:: The exercise ::
Your task is to copy every line of this material exactly.

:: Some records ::
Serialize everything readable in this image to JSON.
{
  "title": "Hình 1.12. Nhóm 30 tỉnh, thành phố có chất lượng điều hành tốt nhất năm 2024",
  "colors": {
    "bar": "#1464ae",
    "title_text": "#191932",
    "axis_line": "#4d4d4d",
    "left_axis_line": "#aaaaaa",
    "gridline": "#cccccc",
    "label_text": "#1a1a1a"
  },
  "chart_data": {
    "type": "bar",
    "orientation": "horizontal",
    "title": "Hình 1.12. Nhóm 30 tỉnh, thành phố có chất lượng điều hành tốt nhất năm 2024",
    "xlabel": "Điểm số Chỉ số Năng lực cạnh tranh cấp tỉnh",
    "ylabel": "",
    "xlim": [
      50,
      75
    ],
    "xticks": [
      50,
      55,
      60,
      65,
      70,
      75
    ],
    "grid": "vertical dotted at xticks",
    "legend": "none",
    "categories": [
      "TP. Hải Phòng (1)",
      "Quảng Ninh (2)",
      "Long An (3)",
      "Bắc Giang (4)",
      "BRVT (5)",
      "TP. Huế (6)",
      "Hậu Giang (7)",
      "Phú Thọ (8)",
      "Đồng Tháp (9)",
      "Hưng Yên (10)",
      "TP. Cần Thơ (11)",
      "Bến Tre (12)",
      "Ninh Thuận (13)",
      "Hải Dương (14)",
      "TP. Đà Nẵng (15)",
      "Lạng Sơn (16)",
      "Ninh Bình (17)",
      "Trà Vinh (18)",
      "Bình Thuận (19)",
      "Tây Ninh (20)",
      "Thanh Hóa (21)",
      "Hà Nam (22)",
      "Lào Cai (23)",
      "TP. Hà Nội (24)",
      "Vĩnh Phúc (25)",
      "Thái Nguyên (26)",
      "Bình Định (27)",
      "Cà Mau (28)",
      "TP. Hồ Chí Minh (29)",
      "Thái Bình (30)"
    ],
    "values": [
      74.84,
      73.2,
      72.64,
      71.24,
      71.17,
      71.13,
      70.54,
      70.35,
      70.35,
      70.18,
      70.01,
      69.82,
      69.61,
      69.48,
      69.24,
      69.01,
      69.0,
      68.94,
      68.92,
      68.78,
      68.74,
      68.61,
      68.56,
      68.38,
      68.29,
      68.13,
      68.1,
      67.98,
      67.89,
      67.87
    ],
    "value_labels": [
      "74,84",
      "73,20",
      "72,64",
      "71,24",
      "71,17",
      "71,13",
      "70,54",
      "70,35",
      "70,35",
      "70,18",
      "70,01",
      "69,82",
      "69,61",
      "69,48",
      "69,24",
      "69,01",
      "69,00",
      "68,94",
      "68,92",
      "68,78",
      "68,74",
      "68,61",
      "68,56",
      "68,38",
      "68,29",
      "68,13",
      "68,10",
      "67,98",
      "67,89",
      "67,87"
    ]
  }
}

:: Reply to the exercise ::
Serialize everything readable in this image to JSON.
{
  "title": "Hình 1.12. Nhóm 30 tỉnh, thành phố có chất lượng điều hành tốt nhất năm 2024",
  "colors": {
    "bar": "#1464ae",
    "title_text": "#191932",
    "axis_line": "#4d4d4d",
    "left_axis_line": "#aaaaaa",
    "gridline": "#cccccc",
    "label_text": "#1a1a1a"
  },
  "chart_data": {
    "type": "bar",
    "orientation": "horizontal",
    "title": "Hình 1.12. Nhóm 30 tỉnh, thành phố có chất lượng điều hành tốt nhất năm 2024",
    "xlabel": "Điểm số Chỉ số Năng lực cạnh tranh cấp tỉnh",
    "ylabel": "",
    "xlim": [
      50,
      75
    ],
    "xticks": [
      50,
      55,
      60,
      65,
      70,
      75
    ],
    "grid": "vertical dotted at xticks",
    "legend": "none",
    "categories": [
      "TP. Hải Phòng (1)",
      "Quảng Ninh (2)",
      "Long An (3)",
      "Bắc Giang (4)",
      "BRVT (5)",
      "TP. Huế (6)",
      "Hậu Giang (7)",
      "Phú Thọ (8)",
      "Đồng Tháp (9)",
      "Hưng Yên (10)",
      "TP. Cần Thơ (11)",
      "Bến Tre (12)",
      "Ninh Thuận (13)",
      "Hải Dương (14)",
      "TP. Đà Nẵng (15)",
      "Lạng Sơn (16)",
      "Ninh Bình (17)",
      "Trà Vinh (18)",
      "Bình Thuận (19)",
      "Tây Ninh (20)",
      "Thanh Hóa (21)",
      "Hà Nam (22)",
      "Lào Cai (23)",
      "TP. Hà Nội (24)",
      "Vĩnh Phúc (25)",
      "Thái Nguyên (26)",
      "Bình Định (27)",
      "Cà Mau (28)",
      "TP. Hồ Chí Minh (29)",
      "Thái Bình (30)"
    ],
    "values": [
      74.84,
      73.2,
      72.64,
      71.24,
      71.17,
      71.13,
      70.54,
      70.35,
      70.35,
      70.18,
      70.01,
      69.82,
      69.61,
      69.48,
      69.24,
      69.01,
      69.0,
      68.94,
      68.92,
      68.78,
      68.74,
      68.61,
      68.56,
      68.38,
      68.29,
      68.13,
      68.1,
      67.98,
      67.89,
      67.87
    ],
    "value_labels": [
      "74,84",
      "73,20",
      "72,64",
      "71,24",
      "71,17",
      "71,13",
      "70,54",
      "70,35",
      "70,35",
      "70,18",
      "70,01",
      "69,82",
      "69,61",
      "69,48",
      "69,24",
      "69,01",
      "69,00",
      "68,94",
      "68,92",
      "68,78",
      "68,74",
      "68,61",
      "68,56",
      "68,38",
      "68,29",
      "68,13",
      "68,10",
      "67,98",
      "67,89",
      "67,87"
    ]
  }
}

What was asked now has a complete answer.